### Provided data ###

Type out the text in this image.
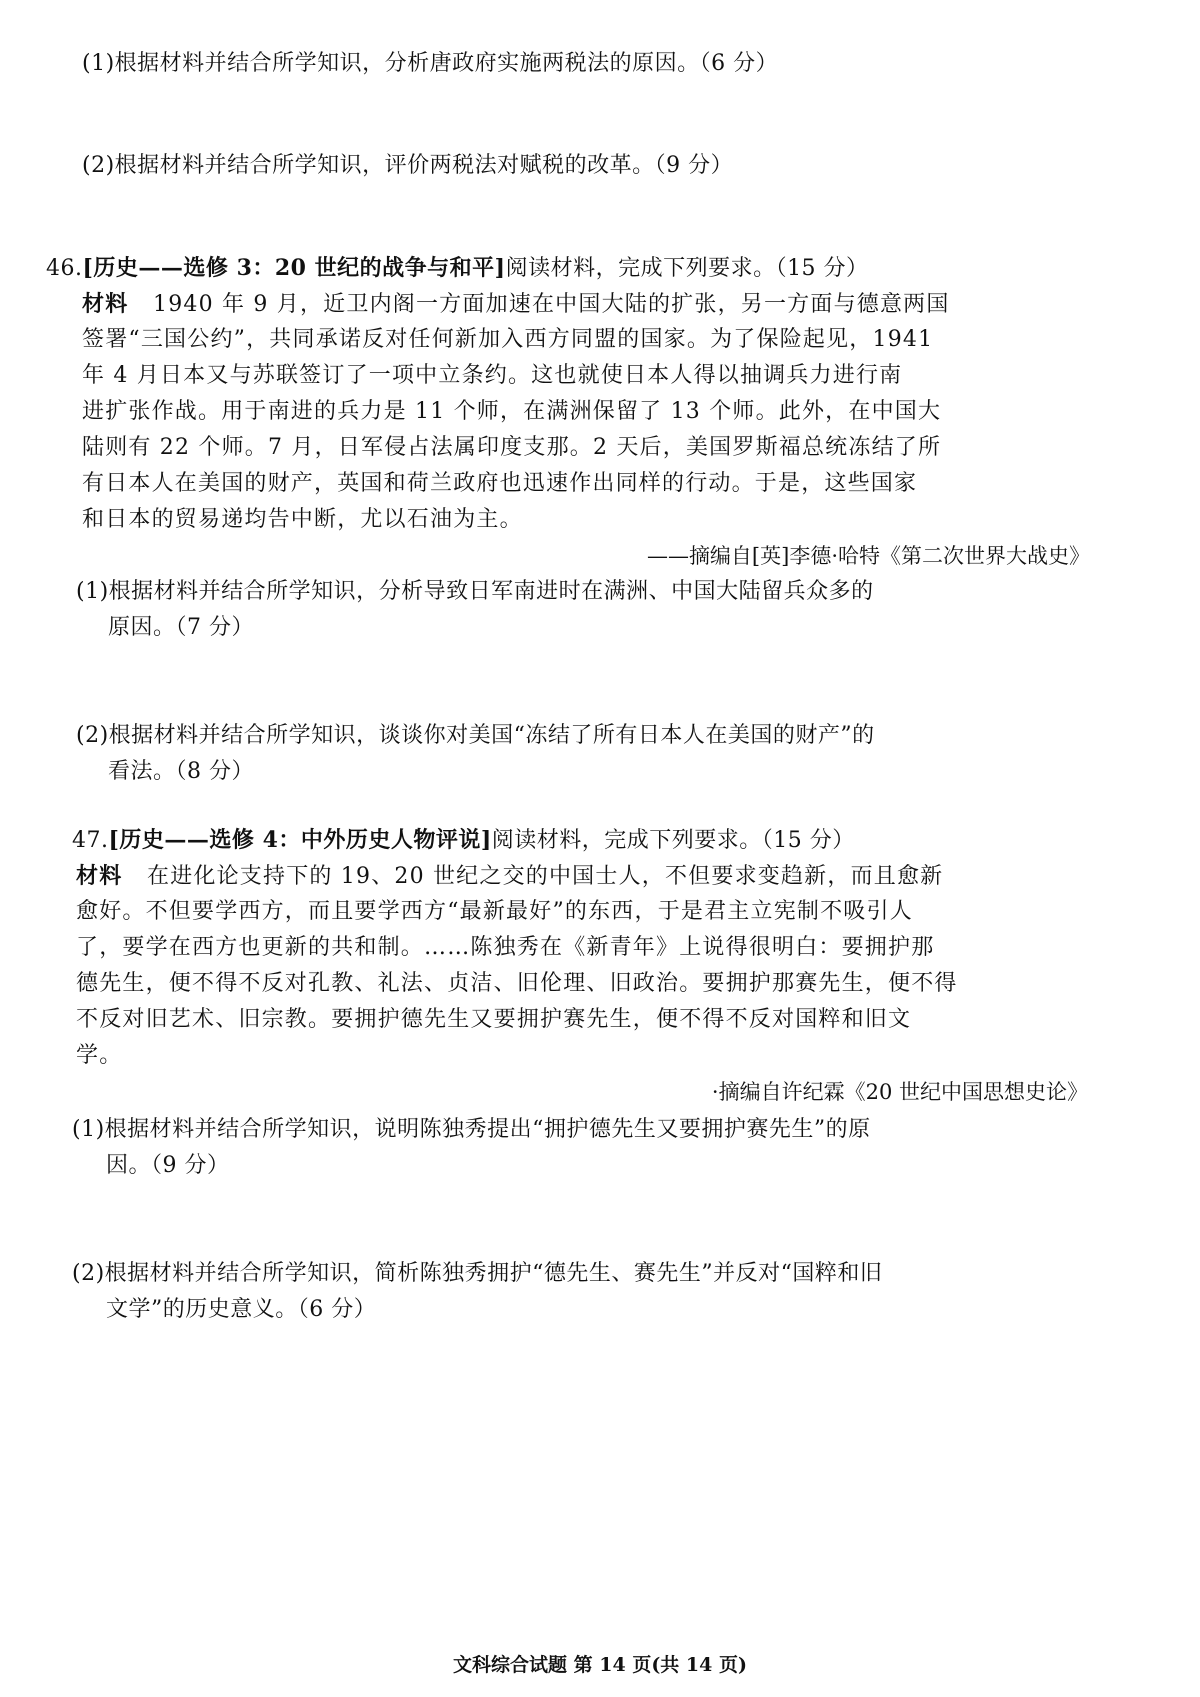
(1)根据材料并结合所学知识，分析唐政府实施两税法的原因。（6 分）
(2)根据材料并结合所学知识，评价两税法对赋税的改革。（9 分）
46.[历史——选修 3：20 世纪的战争与和平]阅读材料，完成下列要求。（15 分）
材料 1940 年 9 月，近卫内阁一方面加速在中国大陆的扩张，另一方面与德意两国
签署“三国公约”，共同承诺反对任何新加入西方同盟的国家。为了保险起见，1941
年 4 月日本又与苏联签订了一项中立条约。这也就使日本人得以抽调兵力进行南
进扩张作战。用于南进的兵力是 11 个师，在满洲保留了 13 个师。此外，在中国大
陆则有 22 个师。7 月，日军侵占法属印度支那。2 天后，美国罗斯福总统冻结了所
有日本人在美国的财产，英国和荷兰政府也迅速作出同样的行动。于是，这些国家
和日本的贸易递均告中断，尤以石油为主。
——摘编自[英]李德·哈特《第二次世界大战史》
(1)根据材料并结合所学知识，分析导致日军南进时在满洲、中国大陆留兵众多的
原因。（7 分）
(2)根据材料并结合所学知识，谈谈你对美国“冻结了所有日本人在美国的财产”的
看法。（8 分）
47.[历史——选修 4：中外历史人物评说]阅读材料，完成下列要求。（15 分）
材料 在进化论支持下的 19、20 世纪之交的中国士人，不但要求变趋新，而且愈新
愈好。不但要学西方，而且要学西方“最新最好”的东西，于是君主立宪制不吸引人
了，要学在西方也更新的共和制。……陈独秀在《新青年》上说得很明白：要拥护那
德先生，便不得不反对孔教、礼法、贞洁、旧伦理、旧政治。要拥护那赛先生，便不得
不反对旧艺术、旧宗教。要拥护德先生又要拥护赛先生，便不得不反对国粹和旧文
学。
·摘编自许纪霖《20 世纪中国思想史论》
(1)根据材料并结合所学知识，说明陈独秀提出“拥护德先生又要拥护赛先生”的原
因。（9 分）
(2)根据材料并结合所学知识，简析陈独秀拥护“德先生、赛先生”并反对“国粹和旧
文学”的历史意义。（6 分）
文科综合试题 第 14 页(共 14 页)
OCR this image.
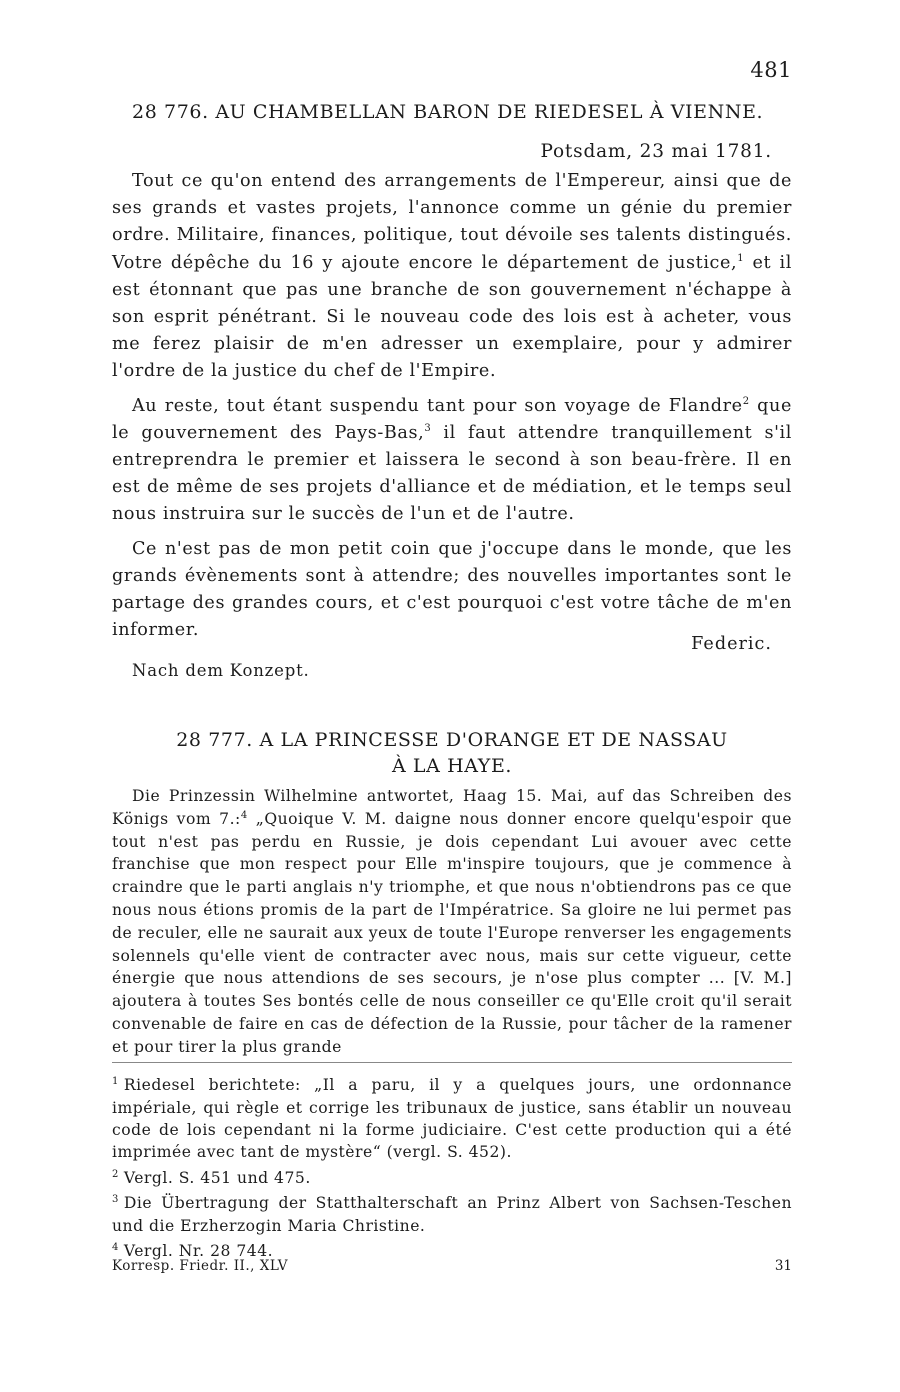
481
28 776. AU CHAMBELLAN BARON DE RIEDESEL À VIENNE.
Potsdam, 23 mai 1781.

Tout ce qu'on entend des arrangements de l'Empereur, ainsi que de ses grands et vastes projets, l'annonce comme un génie du premier ordre. Militaire, finances, politique, tout dévoile ses talents distingués. Votre dépêche du 16 y ajoute encore le département de justice,$^1$ et il est étonnant que pas une branche de son gouvernement n'échappe à son esprit pénétrant. Si le nouveau code des lois est à acheter, vous me ferez plaisir de m'en adresser un exemplaire, pour y admirer l'ordre de la justice du chef de l'Empire.

Au reste, tout étant suspendu tant pour son voyage de Flandre$^2$ que le gouvernement des Pays-Bas,$^3$ il faut attendre tranquillement s'il entreprendra le premier et laissera le second à son beau-frère. Il en est de même de ses projets d'alliance et de médiation, et le temps seul nous instruira sur le succès de l'un et de l'autre.

Ce n'est pas de mon petit coin que j'occupe dans le monde, que les grands évènements sont à attendre; des nouvelles importantes sont le partage des grandes cours, et c'est pourquoi c'est votre tâche de m'en informer.

Federic.
Nach dem Konzept.
28 777. A LA PRINCESSE D'ORANGE ET DE NASSAU
À LA HAYE.

Die Prinzessin Wilhelmine antwortet, Haag 15. Mai, auf das Schreiben des Königs vom 7.:$^4$ „Quoique V. M. daigne nous donner encore quelqu'espoir que tout n'est pas perdu en Russie, je dois cependant Lui avouer avec cette franchise que mon respect pour Elle m'inspire toujours, que je commence à craindre que le parti anglais n'y triomphe, et que nous n'obtiendrons pas ce que nous nous étions promis de la part de l'Impératrice. Sa gloire ne lui permet pas de reculer, elle ne saurait aux yeux de toute l'Europe renverser les engagements solennels qu'elle vient de contracter avec nous, mais sur cette vigueur, cette énergie que nous attendions de ses secours, je n'ose plus compter ... [V. M.] ajoutera à toutes Ses bontés celle de nous conseiller ce qu'Elle croit qu'il serait convenable de faire en cas de défection de la Russie, pour tâcher de la ramener et pour tirer la plus grande

$^1$ Riedesel berichtete: „Il a paru, il y a quelques jours, une ordonnance impériale, qui règle et corrige les tribunaux de justice, sans établir un nouveau code de lois cependant ni la forme judiciaire. C'est cette production qui a été imprimée avec tant de mystère“ (vergl. S. 452).

$^2$ Vergl. S. 451 und 475.

$^3$ Die Übertragung der Statthalterschaft an Prinz Albert von Sachsen-Teschen und die Erzherzogin Maria Christine.

$^4$ Vergl. Nr. 28 744.

Korresp. Friedr. II., XLV	31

###

Description of the task: From the entries above, collect every line with the string "this" in it.

The result:
Type out the text in this image.
OCR this image.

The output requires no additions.